[Given entries]:
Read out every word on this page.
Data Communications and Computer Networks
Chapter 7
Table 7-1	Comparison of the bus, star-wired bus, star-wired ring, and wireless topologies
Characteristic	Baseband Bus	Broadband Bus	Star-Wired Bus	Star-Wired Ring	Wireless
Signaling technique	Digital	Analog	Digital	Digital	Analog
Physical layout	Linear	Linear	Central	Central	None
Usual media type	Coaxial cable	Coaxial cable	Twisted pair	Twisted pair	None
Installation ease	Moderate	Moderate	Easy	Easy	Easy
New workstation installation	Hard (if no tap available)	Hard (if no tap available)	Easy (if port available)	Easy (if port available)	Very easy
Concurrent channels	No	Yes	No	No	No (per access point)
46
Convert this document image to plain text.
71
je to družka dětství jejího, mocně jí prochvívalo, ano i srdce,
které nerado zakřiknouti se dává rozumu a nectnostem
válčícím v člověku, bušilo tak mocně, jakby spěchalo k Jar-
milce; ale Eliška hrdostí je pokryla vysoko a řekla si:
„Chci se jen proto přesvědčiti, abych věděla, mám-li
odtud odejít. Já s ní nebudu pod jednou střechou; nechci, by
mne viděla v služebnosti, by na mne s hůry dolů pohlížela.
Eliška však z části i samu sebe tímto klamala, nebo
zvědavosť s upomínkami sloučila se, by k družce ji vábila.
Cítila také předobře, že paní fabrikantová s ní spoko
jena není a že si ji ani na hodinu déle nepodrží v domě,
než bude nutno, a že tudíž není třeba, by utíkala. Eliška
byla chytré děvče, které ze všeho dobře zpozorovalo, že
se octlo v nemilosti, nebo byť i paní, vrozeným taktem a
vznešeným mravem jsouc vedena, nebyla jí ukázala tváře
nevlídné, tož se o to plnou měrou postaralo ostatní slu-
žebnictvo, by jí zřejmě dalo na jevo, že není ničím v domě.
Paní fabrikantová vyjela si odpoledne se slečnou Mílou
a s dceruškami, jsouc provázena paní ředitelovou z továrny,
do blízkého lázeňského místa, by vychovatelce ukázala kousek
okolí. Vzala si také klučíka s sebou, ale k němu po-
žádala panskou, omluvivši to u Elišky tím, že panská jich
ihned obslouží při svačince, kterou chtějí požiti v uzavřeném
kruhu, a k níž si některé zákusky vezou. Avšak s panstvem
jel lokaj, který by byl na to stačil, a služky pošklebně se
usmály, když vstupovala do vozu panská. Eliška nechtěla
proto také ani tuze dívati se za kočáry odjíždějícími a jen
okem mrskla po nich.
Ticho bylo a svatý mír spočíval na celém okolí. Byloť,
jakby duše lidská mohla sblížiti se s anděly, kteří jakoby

[Stated problem]:
Extract the complete listing above, reproducing each line exactly.

[Exercise result]:
Read out every word on this page.
Data Communications and Computer Networks
Chapter 7
Table 7-1	Comparison of the bus, star-wired bus, star-wired ring, and wireless topologies
Characteristic	Baseband Bus	Broadband Bus	Star-Wired Bus	Star-Wired Ring	Wireless
Signaling technique	Digital	Analog	Digital	Digital	Analog
Physical layout	Linear	Linear	Central	Central	None
Usual media type	Coaxial cable	Coaxial cable	Twisted pair	Twisted pair	None
Installation ease	Moderate	Moderate	Easy	Easy	Easy
New workstation installation	Hard (if no tap available)	Hard (if no tap available)	Easy (if port available)	Easy (if port available)	Very easy
Concurrent channels	No	Yes	No	No	No (per access point)
46
Convert this document image to plain text.
71
je to družka dětství jejího, mocně jí prochvívalo, ano i srdce,
které nerado zakřiknouti se dává rozumu a nectnostem
válčícím v člověku, bušilo tak mocně, jakby spěchalo k Jar-
milce; ale Eliška hrdostí je pokryla vysoko a řekla si:
„Chci se jen proto přesvědčiti, abych věděla, mám-li
odtud odejít. Já s ní nebudu pod jednou střechou; nechci, by
mne viděla v služebnosti, by na mne s hůry dolů pohlížela.
Eliška však z části i samu sebe tímto klamala, nebo
zvědavosť s upomínkami sloučila se, by k družce ji vábila.
Cítila také předobře, že paní fabrikantová s ní spoko
jena není a že si ji ani na hodinu déle nepodrží v domě,
než bude nutno, a že tudíž není třeba, by utíkala. Eliška
byla chytré děvče, které ze všeho dobře zpozorovalo, že
se octlo v nemilosti, nebo byť i paní, vrozeným taktem a
vznešeným mravem jsouc vedena, nebyla jí ukázala tváře
nevlídné, tož se o to plnou měrou postaralo ostatní slu-
žebnictvo, by jí zřejmě dalo na jevo, že není ničím v domě.
Paní fabrikantová vyjela si odpoledne se slečnou Mílou
a s dceruškami, jsouc provázena paní ředitelovou z továrny,
do blízkého lázeňského místa, by vychovatelce ukázala kousek
okolí. Vzala si také klučíka s sebou, ale k němu po-
žádala panskou, omluvivši to u Elišky tím, že panská jich
ihned obslouží při svačince, kterou chtějí požiti v uzavřeném
kruhu, a k níž si některé zákusky vezou. Avšak s panstvem
jel lokaj, který by byl na to stačil, a služky pošklebně se
usmály, když vstupovala do vozu panská. Eliška nechtěla
proto také ani tuze dívati se za kočáry odjíždějícími a jen
okem mrskla po nich.
Ticho bylo a svatý mír spočíval na celém okolí. Byloť,
jakby duše lidská mohla sblížiti se s anděly, kteří jakoby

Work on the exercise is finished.